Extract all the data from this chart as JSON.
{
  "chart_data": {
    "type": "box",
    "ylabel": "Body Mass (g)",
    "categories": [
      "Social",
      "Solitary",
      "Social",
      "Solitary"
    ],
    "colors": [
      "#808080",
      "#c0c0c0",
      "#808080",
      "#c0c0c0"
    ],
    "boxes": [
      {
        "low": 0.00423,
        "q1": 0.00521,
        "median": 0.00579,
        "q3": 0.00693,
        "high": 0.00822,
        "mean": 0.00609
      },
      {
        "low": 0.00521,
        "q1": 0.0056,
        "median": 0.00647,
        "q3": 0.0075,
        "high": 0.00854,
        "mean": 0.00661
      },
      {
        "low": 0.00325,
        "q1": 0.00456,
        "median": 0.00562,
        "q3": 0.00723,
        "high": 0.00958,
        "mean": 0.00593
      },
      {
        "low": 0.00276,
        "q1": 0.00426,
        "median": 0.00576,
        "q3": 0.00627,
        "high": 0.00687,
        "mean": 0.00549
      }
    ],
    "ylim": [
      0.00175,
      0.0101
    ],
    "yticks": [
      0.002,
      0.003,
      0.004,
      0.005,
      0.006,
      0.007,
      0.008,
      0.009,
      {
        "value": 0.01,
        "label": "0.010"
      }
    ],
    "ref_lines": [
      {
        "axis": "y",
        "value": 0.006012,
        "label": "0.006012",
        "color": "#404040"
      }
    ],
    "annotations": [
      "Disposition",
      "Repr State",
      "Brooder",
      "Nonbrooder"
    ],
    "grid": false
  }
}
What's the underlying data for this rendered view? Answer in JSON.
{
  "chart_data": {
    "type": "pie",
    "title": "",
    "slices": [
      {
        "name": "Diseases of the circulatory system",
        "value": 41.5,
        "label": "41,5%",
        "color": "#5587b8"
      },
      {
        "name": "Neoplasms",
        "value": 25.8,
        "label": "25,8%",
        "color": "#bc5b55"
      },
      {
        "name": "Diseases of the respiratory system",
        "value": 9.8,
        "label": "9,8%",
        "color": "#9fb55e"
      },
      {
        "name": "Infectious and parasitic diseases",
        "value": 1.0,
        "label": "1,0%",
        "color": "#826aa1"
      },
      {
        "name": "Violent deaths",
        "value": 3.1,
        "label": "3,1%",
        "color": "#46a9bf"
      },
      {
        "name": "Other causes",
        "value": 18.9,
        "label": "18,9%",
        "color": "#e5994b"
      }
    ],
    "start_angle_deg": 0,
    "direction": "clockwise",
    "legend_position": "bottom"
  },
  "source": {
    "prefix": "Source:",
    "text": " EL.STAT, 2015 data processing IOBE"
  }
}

**Instructions for the task**.
Return, word for word, each line from the line that contains "What's the underlying" to the end of the listing above; include both end lines and nothing else.

**Expected output**.
What's the underlying data for this rendered view? Answer in JSON.
{
  "chart_data": {
    "type": "pie",
    "title": "",
    "slices": [
      {
        "name": "Diseases of the circulatory system",
        "value": 41.5,
        "label": "41,5%",
        "color": "#5587b8"
      },
      {
        "name": "Neoplasms",
        "value": 25.8,
        "label": "25,8%",
        "color": "#bc5b55"
      },
      {
        "name": "Diseases of the respiratory system",
        "value": 9.8,
        "label": "9,8%",
        "color": "#9fb55e"
      },
      {
        "name": "Infectious and parasitic diseases",
        "value": 1.0,
        "label": "1,0%",
        "color": "#826aa1"
      },
      {
        "name": "Violent deaths",
        "value": 3.1,
        "label": "3,1%",
        "color": "#46a9bf"
      },
      {
        "name": "Other causes",
        "value": 18.9,
        "label": "18,9%",
        "color": "#e5994b"
      }
    ],
    "start_angle_deg": 0,
    "direction": "clockwise",
    "legend_position": "bottom"
  },
  "source": {
    "prefix": "Source:",
    "text": " EL.STAT, 2015 data processing IOBE"
  }
}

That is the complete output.